TASKS TO COMPLETE
1. From the post about the church's role in struggling marriages, write out the passage starting at "I want to live" and ending at "of other believers?".
2. In the post about the church's role in struggling marriages, what does the church do when someone gets sick?

I'm Struggling in My Head Today...

I'm just going to share my heart with you all today...oh how I pray that you'll give me wisdom...that you'll help me with the answers to questions that are plaguing me.

I want to live as Christ. I so do. I feel I've been doing quite a miserable job of it lately, as I haven't been very faithful in much of anything.

I've faithfully attended my doctor's appointments, given my daily injections, tried not to accidentally overdose myself with all the stuff I'm taking, and have spent much time loving on my family.

Other than that, I question whether I'm truly living as Christ.

Here are my quandaries, I welcome your insight/reproof in the Lord, etc.

This question is what is stealing my sleep...night after night....oh, how I want to fix this...

 What is the church's role in the marriage of other believers?

God forbid someone should get sick as I have, the church is fantastic about that. They bring meals, love on my kids, offer their hearts across the board...anything we've needed, one of God's own has offered to do.

But where are we when we see our brothers and sisters about to throw in the marriage towel? What do we, as the American church, truly do for these families?

Several years ago, there was a woman in my town who was living through much of the same heartache that my own marriage endured, yet survived (only because of Jesus) early on.

A whole hen group of Christian women knew about what she was living through, but because her heart was hardened, no one thought it their place to go and reach out to her...everyone just resigned themselves to the fact that her marriage was over, thus we were to keep our mouths shut.

It seemed to me that they either didn't want to act "out of line" (UGH! Give me a BREAK!) or they were scared of her. She, like myself, was quite the strong personality.

You all know me too well....I couldn't do it. I had to call her....not to condemn her, but to tell her I'd been right where she was, and that God's grace sustained us, and healed our marriage.

In the days since, there have been several couples, and many wives, who have opened up to us about their own marriage struggles. It's been a miracle and a blessing from the Lord to be able to encourage them in the hope of Jesus Christ.

But...my question tonight is, WHY don't we do this more? WHY don't we show up on their doorsteps with food and love and just dig in and get muddy with them?

DATA SECTION
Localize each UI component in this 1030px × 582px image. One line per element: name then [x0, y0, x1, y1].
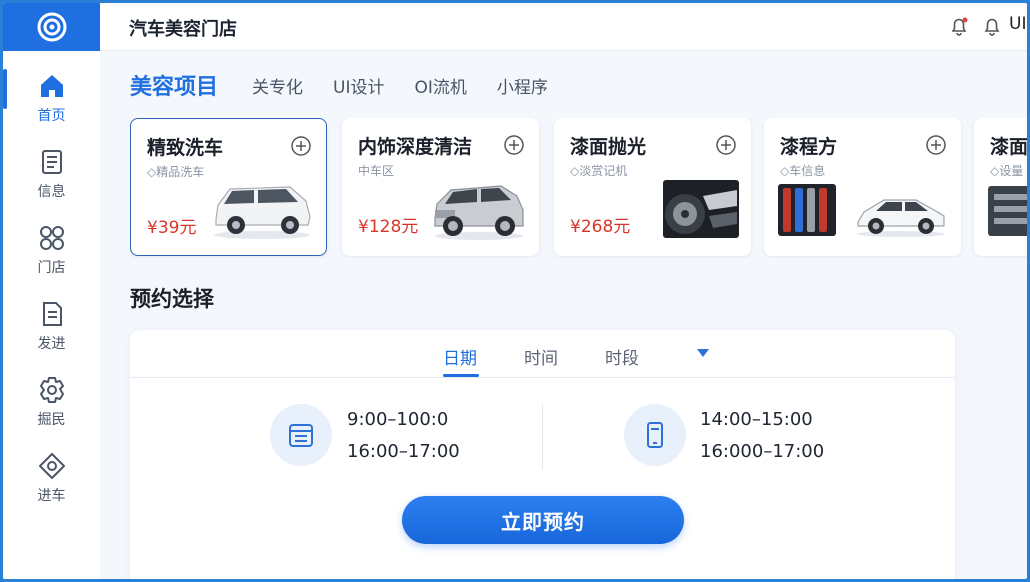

OUTPUTS FOR THE TASKS
1.
I want to live as Christ. I so do. I feel I've been doing quite a miserable job of it lately, as I haven't been very faithful in much of anything.

I've faithfully attended my doctor's appointments, given my daily injections, tried not to accidentally overdose myself with all the stuff I'm taking, and have spent much time loving on my family.

Other than that, I question whether I'm truly living as Christ.

Here are my quandaries, I welcome your insight/reproof in the Lord, etc.

This question is what is stealing my sleep...night after night....oh, how I want to fix this...

 What is the church's role in the marriage of other believers?

2. They bring meals, love on the writer's kids, and offer their hearts across the board.